__REQUIREMENT__: Take the entries below and print all of them exactly, please.

[Items from a data source]
····················

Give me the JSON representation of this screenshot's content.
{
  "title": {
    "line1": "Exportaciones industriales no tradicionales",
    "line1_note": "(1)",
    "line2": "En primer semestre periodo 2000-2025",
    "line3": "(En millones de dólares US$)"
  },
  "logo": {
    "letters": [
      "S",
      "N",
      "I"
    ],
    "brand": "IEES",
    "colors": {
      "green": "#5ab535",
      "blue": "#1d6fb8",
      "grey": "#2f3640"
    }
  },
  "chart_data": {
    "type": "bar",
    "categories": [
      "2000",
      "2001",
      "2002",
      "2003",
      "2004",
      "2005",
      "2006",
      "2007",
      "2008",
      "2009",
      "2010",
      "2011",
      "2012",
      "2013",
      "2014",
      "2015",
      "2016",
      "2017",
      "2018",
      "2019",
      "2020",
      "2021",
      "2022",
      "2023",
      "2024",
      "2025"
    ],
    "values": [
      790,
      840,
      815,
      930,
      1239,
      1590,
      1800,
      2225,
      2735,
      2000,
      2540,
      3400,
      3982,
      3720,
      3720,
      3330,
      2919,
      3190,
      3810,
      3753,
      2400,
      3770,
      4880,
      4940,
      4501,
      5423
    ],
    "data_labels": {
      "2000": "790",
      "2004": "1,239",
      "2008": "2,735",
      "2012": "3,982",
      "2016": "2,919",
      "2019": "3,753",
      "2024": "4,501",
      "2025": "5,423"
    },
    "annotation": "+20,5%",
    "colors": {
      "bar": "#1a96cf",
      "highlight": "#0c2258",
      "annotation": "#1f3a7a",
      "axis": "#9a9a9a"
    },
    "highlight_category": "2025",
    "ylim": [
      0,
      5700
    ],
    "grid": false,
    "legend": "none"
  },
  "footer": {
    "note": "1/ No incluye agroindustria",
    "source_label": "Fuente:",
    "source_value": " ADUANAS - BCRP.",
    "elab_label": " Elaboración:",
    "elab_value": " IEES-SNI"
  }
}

····················

__WRITTEN SOLUTION__:
Give me the JSON representation of this screenshot's content.
{
  "title": {
    "line1": "Exportaciones industriales no tradicionales",
    "line1_note": "(1)",
    "line2": "En primer semestre periodo 2000-2025",
    "line3": "(En millones de dólares US$)"
  },
  "logo": {
    "letters": [
      "S",
      "N",
      "I"
    ],
    "brand": "IEES",
    "colors": {
      "green": "#5ab535",
      "blue": "#1d6fb8",
      "grey": "#2f3640"
    }
  },
  "chart_data": {
    "type": "bar",
    "categories": [
      "2000",
      "2001",
      "2002",
      "2003",
      "2004",
      "2005",
      "2006",
      "2007",
      "2008",
      "2009",
      "2010",
      "2011",
      "2012",
      "2013",
      "2014",
      "2015",
      "2016",
      "2017",
      "2018",
      "2019",
      "2020",
      "2021",
      "2022",
      "2023",
      "2024",
      "2025"
    ],
    "values": [
      790,
      840,
      815,
      930,
      1239,
      1590,
      1800,
      2225,
      2735,
      2000,
      2540,
      3400,
      3982,
      3720,
      3720,
      3330,
      2919,
      3190,
      3810,
      3753,
      2400,
      3770,
      4880,
      4940,
      4501,
      5423
    ],
    "data_labels": {
      "2000": "790",
      "2004": "1,239",
      "2008": "2,735",
      "2012": "3,982",
      "2016": "2,919",
      "2019": "3,753",
      "2024": "4,501",
      "2025": "5,423"
    },
    "annotation": "+20,5%",
    "colors": {
      "bar": "#1a96cf",
      "highlight": "#0c2258",
      "annotation": "#1f3a7a",
      "axis": "#9a9a9a"
    },
    "highlight_category": "2025",
    "ylim": [
      0,
      5700
    ],
    "grid": false,
    "legend": "none"
  },
  "footer": {
    "note": "1/ No incluye agroindustria",
    "source_label": "Fuente:",
    "source_value": " ADUANAS - BCRP.",
    "elab_label": " Elaboración:",
    "elab_value": " IEES-SNI"
  }
}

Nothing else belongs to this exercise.